-------- DATA IN THIS EXERCISE

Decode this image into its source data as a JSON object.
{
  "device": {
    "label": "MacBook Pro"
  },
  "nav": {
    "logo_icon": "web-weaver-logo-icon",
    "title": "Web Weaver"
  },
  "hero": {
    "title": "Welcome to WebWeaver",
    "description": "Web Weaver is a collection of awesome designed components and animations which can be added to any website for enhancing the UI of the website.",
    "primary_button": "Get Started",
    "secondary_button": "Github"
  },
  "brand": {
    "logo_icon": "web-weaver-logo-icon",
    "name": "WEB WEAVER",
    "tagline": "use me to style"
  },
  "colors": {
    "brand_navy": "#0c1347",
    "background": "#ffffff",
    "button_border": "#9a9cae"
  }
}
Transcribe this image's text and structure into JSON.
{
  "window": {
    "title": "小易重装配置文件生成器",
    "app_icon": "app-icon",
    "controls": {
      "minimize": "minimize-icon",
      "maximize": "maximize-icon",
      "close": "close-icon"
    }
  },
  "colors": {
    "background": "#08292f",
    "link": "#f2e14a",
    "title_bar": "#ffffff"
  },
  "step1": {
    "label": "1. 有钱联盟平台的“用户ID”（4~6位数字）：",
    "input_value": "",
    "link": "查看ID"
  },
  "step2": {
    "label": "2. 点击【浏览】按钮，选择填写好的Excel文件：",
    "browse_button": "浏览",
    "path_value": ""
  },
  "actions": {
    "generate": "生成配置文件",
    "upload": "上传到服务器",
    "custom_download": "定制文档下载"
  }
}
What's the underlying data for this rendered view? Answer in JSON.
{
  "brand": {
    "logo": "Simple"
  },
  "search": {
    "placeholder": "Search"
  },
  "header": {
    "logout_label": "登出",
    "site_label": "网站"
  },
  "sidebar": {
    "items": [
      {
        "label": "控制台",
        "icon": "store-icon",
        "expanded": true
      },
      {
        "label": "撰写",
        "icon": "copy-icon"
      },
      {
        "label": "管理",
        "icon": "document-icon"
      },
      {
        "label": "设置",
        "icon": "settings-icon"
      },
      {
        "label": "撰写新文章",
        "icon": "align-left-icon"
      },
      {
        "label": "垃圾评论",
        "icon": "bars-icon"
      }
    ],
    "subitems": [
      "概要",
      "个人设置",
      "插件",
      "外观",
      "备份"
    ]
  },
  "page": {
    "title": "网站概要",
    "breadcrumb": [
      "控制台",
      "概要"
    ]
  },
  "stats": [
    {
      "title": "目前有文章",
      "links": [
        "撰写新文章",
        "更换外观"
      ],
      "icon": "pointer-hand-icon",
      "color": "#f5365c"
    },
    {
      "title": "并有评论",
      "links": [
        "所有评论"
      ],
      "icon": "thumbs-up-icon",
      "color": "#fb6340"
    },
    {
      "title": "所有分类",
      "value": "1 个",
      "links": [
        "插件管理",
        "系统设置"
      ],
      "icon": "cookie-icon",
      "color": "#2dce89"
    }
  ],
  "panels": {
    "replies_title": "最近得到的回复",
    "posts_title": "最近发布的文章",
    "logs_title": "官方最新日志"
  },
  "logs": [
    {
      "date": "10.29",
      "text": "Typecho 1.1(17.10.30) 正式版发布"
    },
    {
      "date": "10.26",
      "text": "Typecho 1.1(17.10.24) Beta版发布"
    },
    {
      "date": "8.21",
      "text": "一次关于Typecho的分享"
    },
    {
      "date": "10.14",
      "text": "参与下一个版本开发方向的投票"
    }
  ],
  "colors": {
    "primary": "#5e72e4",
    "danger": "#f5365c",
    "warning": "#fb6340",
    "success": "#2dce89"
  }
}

----------------

### GIVEN EXERCISE
Find the word "text" in the entries, and copy every line it shows up in.

### SOLUTION FOR THIS EXERCISE
Transcribe this image's text and structure into JSON.
      "text": "Typecho 1.1(17.10.30) 正式版发布"
      "text": "Typecho 1.1(17.10.24) Beta版发布"
      "text": "一次关于Typecho的分享"
      "text": "参与下一个版本开发方向的投票"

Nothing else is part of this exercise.